* start Data entries *
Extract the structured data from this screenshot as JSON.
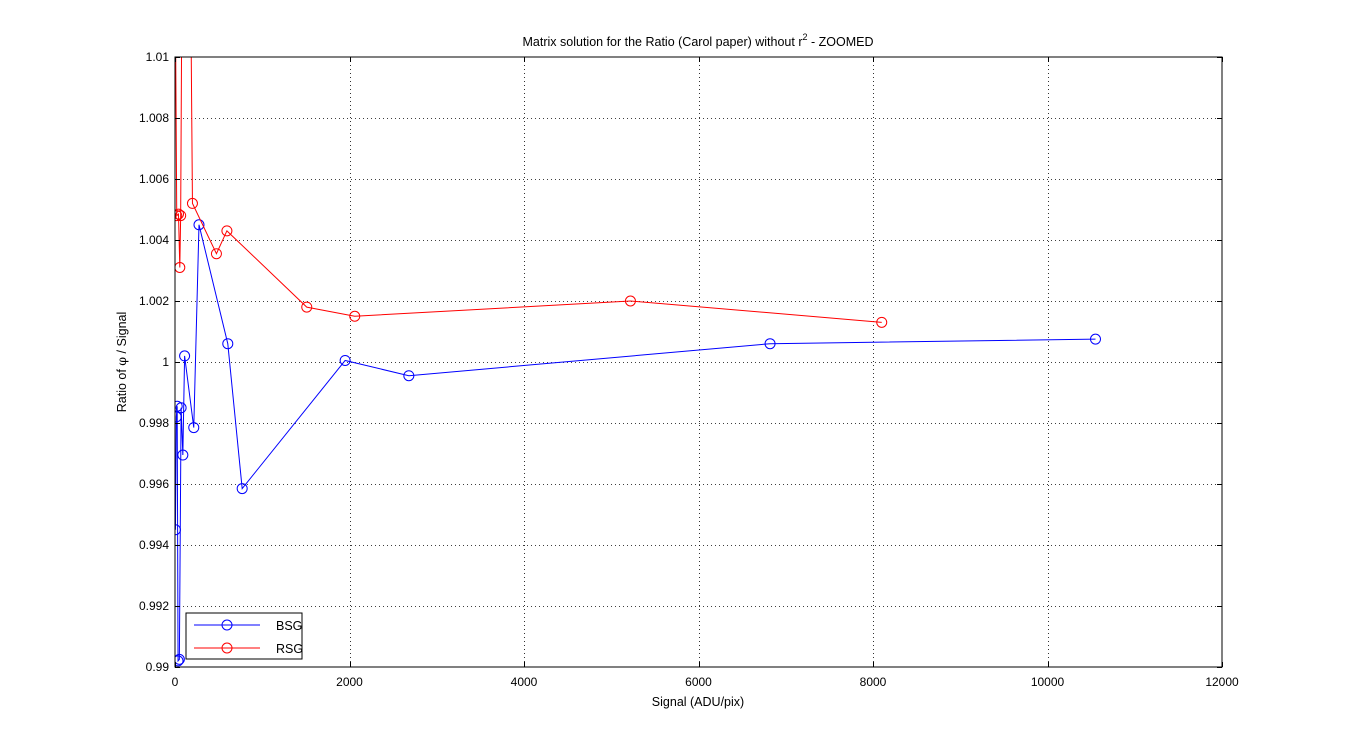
{
  "chart_data": {
    "type": "line",
    "title_prefix": "Matrix solution for the Ratio (Carol paper) without r",
    "title_superscript": "2",
    "title_suffix": " - ZOOMED",
    "xlabel": "Signal (ADU/pix)",
    "ylabel_prefix": "Ratio of ",
    "ylabel_symbol": "φ",
    "ylabel_suffix": " / Signal",
    "xlim": [
      0,
      12000
    ],
    "ylim": [
      0.99,
      1.01
    ],
    "xticks": [
      0,
      2000,
      4000,
      6000,
      8000,
      10000,
      12000
    ],
    "xtick_labels": [
      "0",
      "2000",
      "4000",
      "6000",
      "8000",
      "10000",
      "12000"
    ],
    "yticks": [
      0.99,
      0.992,
      0.994,
      0.996,
      0.998,
      1.0,
      1.002,
      1.004,
      1.006,
      1.008,
      1.01
    ],
    "ytick_labels": [
      "0.99",
      "0.992",
      "0.994",
      "0.996",
      "0.998",
      "1",
      "1.002",
      "1.004",
      "1.006",
      "1.008",
      "1.01"
    ],
    "grid": true,
    "legend_position": "bottom-left",
    "series": [
      {
        "name": "BSG",
        "color": "#0000ff",
        "marker": "circle",
        "x": [
          5,
          15,
          25,
          35,
          50,
          70,
          90,
          110,
          215,
          275,
          605,
          770,
          1950,
          2680,
          6820,
          10550
        ],
        "y": [
          0.9945,
          0.9982,
          0.99855,
          0.9902,
          0.99025,
          0.9985,
          0.99695,
          1.0002,
          0.99785,
          1.0045,
          1.0006,
          0.99585,
          1.00005,
          0.99955,
          1.0006,
          1.00075
        ]
      },
      {
        "name": "RSG",
        "color": "#ff0000",
        "marker": "circle",
        "x": [
          5,
          20,
          40,
          55,
          65,
          75,
          100,
          140,
          185,
          200,
          475,
          595,
          1510,
          2060,
          5220,
          8100
        ],
        "y": [
          1.0115,
          1.0048,
          1.00485,
          1.0031,
          1.0048,
          1.0102,
          1.0112,
          1.0112,
          1.0105,
          1.0052,
          1.00355,
          1.0043,
          1.0018,
          1.0015,
          1.002,
          1.0013
        ]
      }
    ]
  }
}
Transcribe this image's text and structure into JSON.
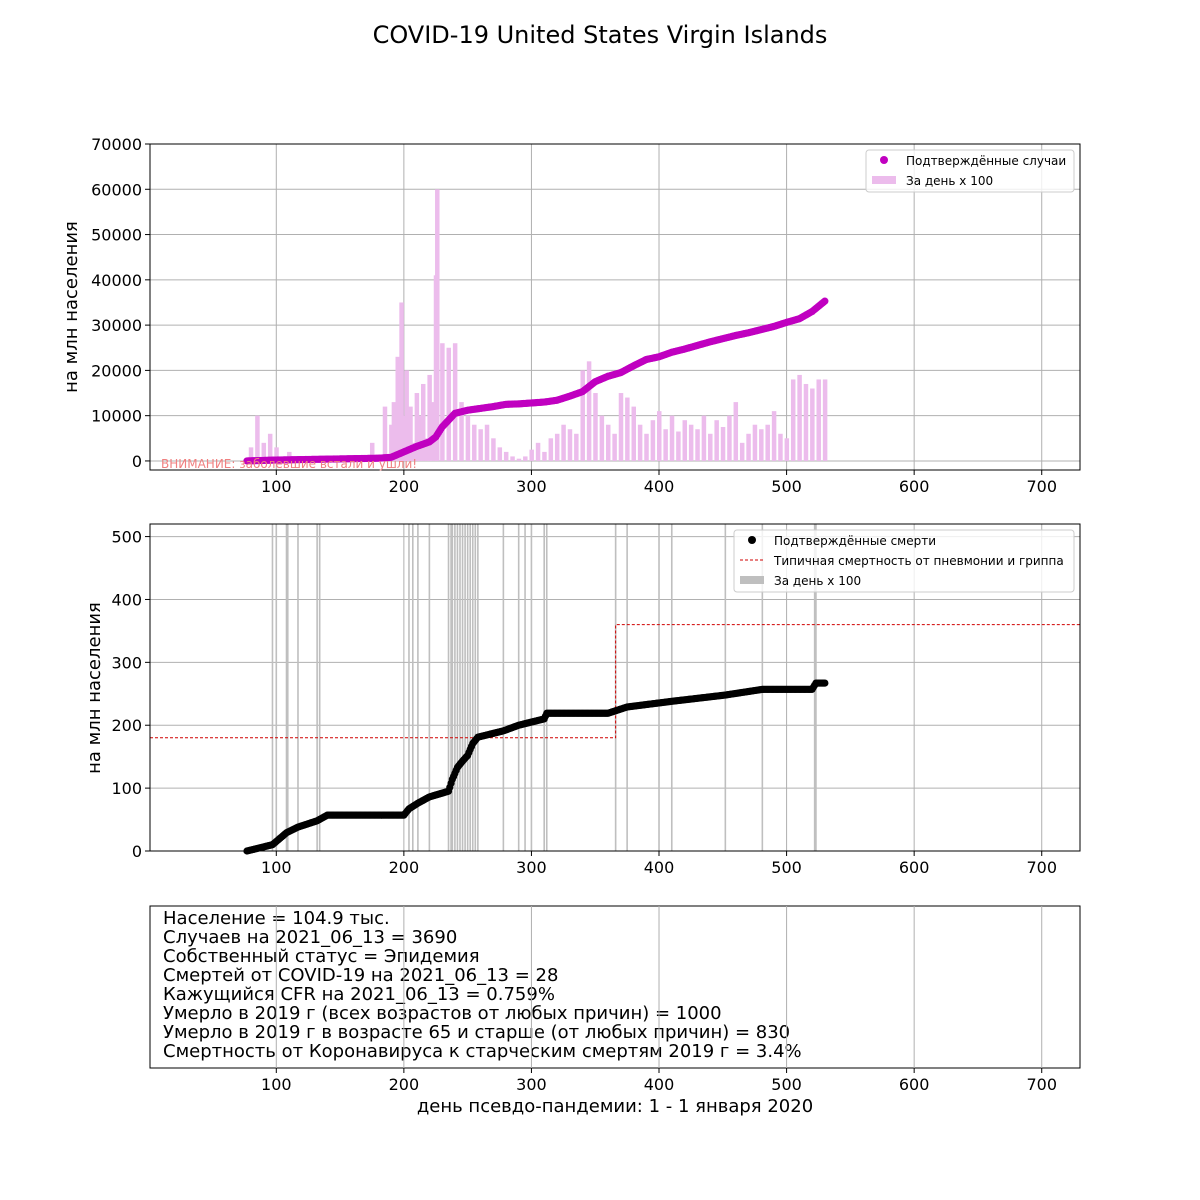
{
  "title": "COVID-19 United States Virgin Islands",
  "xlabel": "день псевдо-пандемии: 1 - 1 января 2020",
  "colors": {
    "cases": "#c000c0",
    "cases_bar": "#ecbcec",
    "deaths": "#000000",
    "deaths_bar": "#bfbfbf",
    "flu": "#d00000",
    "grid": "#b0b0b0",
    "warning": "#f08080"
  },
  "x_ticks": [
    100,
    200,
    300,
    400,
    500,
    600,
    700
  ],
  "info_lines": [
    "Население = 104.9 тыс.",
    "Случаев на 2021_06_13 = 3690",
    "Собственный статус = Эпидемия",
    "Смертей от COVID-19 на 2021_06_13 = 28",
    "Кажущийся CFR на 2021_06_13 = 0.759%",
    "Умерло в 2019 г (всех возрастов от любых причин) = 1000",
    "Умерло в 2019 г в возрасте 65 и старше (от любых причин) = 830",
    "Смертность от Коронавируса к старческим смертям 2019 г = 3.4%"
  ],
  "chart_data": [
    {
      "type": "scatter",
      "title": "",
      "ylabel": "на млн населения",
      "xlim": [
        1,
        730
      ],
      "ylim": [
        -2000,
        70000
      ],
      "y_ticks": [
        0,
        10000,
        20000,
        30000,
        40000,
        50000,
        60000,
        70000
      ],
      "grid": true,
      "legend_position": "top-right",
      "legend": [
        "Подтверждённые случаи",
        "За день x 100"
      ],
      "annotation": "ВНИМАНИЕ: заболевшие встали и ушли!",
      "series": [
        {
          "name": "Подтверждённые случаи",
          "x": [
            77,
            100,
            120,
            140,
            160,
            180,
            190,
            200,
            210,
            220,
            225,
            230,
            240,
            250,
            260,
            270,
            280,
            290,
            300,
            310,
            320,
            330,
            340,
            350,
            360,
            370,
            380,
            390,
            400,
            410,
            420,
            430,
            440,
            450,
            460,
            470,
            480,
            490,
            500,
            510,
            520,
            530
          ],
          "y": [
            0,
            200,
            300,
            400,
            500,
            600,
            800,
            2000,
            3200,
            4200,
            5300,
            7500,
            10500,
            11200,
            11600,
            12000,
            12500,
            12600,
            12800,
            13000,
            13400,
            14300,
            15300,
            17500,
            18700,
            19500,
            21000,
            22400,
            23000,
            24000,
            24700,
            25500,
            26300,
            27000,
            27700,
            28300,
            29000,
            29700,
            30600,
            31400,
            33000,
            35300
          ]
        },
        {
          "name": "За день x 100",
          "type": "bar",
          "x": [
            80,
            85,
            90,
            95,
            100,
            105,
            110,
            120,
            130,
            140,
            150,
            160,
            170,
            175,
            185,
            190,
            192,
            195,
            198,
            200,
            202,
            205,
            208,
            210,
            212,
            215,
            218,
            220,
            222,
            225,
            226,
            230,
            235,
            240,
            245,
            250,
            255,
            260,
            265,
            270,
            275,
            280,
            285,
            290,
            295,
            300,
            305,
            310,
            315,
            320,
            325,
            330,
            335,
            340,
            345,
            350,
            355,
            360,
            365,
            370,
            375,
            380,
            385,
            390,
            395,
            400,
            405,
            410,
            415,
            420,
            425,
            430,
            435,
            440,
            445,
            450,
            455,
            460,
            465,
            470,
            475,
            480,
            485,
            490,
            495,
            500,
            505,
            510,
            515,
            520,
            525,
            530
          ],
          "y": [
            3000,
            10000,
            4000,
            6000,
            3000,
            1000,
            2000,
            1000,
            500,
            600,
            800,
            1000,
            1200,
            4000,
            12000,
            8000,
            13000,
            23000,
            35000,
            10000,
            20000,
            12000,
            4000,
            15000,
            10000,
            17000,
            5000,
            19000,
            13000,
            41000,
            60000,
            26000,
            25000,
            26000,
            13000,
            10000,
            8000,
            7000,
            8000,
            5000,
            3000,
            2000,
            1000,
            500,
            1000,
            2500,
            4000,
            2000,
            5000,
            6000,
            8000,
            7000,
            6000,
            20000,
            22000,
            15000,
            10000,
            8000,
            6000,
            15000,
            14000,
            12000,
            8000,
            6000,
            9000,
            11000,
            7000,
            10000,
            6500,
            9000,
            8000,
            7000,
            10000,
            6000,
            9000,
            7500,
            10000,
            13000,
            4000,
            6000,
            8000,
            7000,
            8000,
            11000,
            6000,
            5000,
            18000,
            19000,
            17000,
            16000,
            18000,
            18000
          ]
        }
      ]
    },
    {
      "type": "scatter",
      "title": "",
      "ylabel": "на млн населения",
      "xlim": [
        1,
        730
      ],
      "ylim": [
        0,
        520
      ],
      "y_ticks": [
        0,
        100,
        200,
        300,
        400,
        500
      ],
      "grid": true,
      "legend_position": "top-right",
      "legend": [
        "Подтверждённые смерти",
        "Типичная смертность от пневмонии и гриппа",
        "За день x 100"
      ],
      "series": [
        {
          "name": "Подтверждённые смерти",
          "x": [
            77,
            97,
            108,
            117,
            132,
            140,
            180,
            200,
            204,
            211,
            220,
            235,
            238,
            242,
            246,
            250,
            254,
            258,
            278,
            290,
            310,
            312,
            320,
            360,
            375,
            410,
            452,
            481,
            520,
            523,
            530
          ],
          "y": [
            0,
            10,
            29,
            38,
            48,
            57,
            57,
            57,
            67,
            76,
            86,
            95,
            114,
            133,
            143,
            152,
            171,
            181,
            191,
            200,
            210,
            219,
            219,
            219,
            229,
            238,
            248,
            257,
            257,
            267,
            267
          ]
        },
        {
          "name": "Типичная смертность от пневмонии и гриппа",
          "x": [
            1,
            366,
            366,
            730
          ],
          "y": [
            180,
            180,
            360,
            360
          ]
        },
        {
          "name": "За день x 100",
          "type": "bar",
          "x": [
            97,
            100,
            108,
            109,
            117,
            132,
            134,
            204,
            207,
            211,
            220,
            235,
            237,
            238,
            240,
            242,
            244,
            246,
            248,
            250,
            252,
            254,
            256,
            258,
            278,
            290,
            295,
            300,
            310,
            312,
            366,
            375,
            400,
            410,
            452,
            481,
            522,
            523
          ],
          "y": [
            1000,
            1000,
            2000,
            2000,
            1000,
            1000,
            1000,
            1000,
            1000,
            1000,
            1000,
            1000,
            2000,
            2000,
            1000,
            2000,
            1000,
            1000,
            1000,
            1000,
            2000,
            1000,
            1000,
            1000,
            1000,
            1000,
            1000,
            1000,
            1000,
            1000,
            1000,
            1000,
            1000,
            1000,
            1000,
            1000,
            1000,
            1000
          ]
        }
      ]
    }
  ]
}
* end Data entries *
-- Given request --
Pick out each line containing "xlabel" and report it.

-- The output --
    "xlabel": "Signal (ADU/pix)",
  "xlabel": "день псевдо-пандемии: 1 - 1 января 2020",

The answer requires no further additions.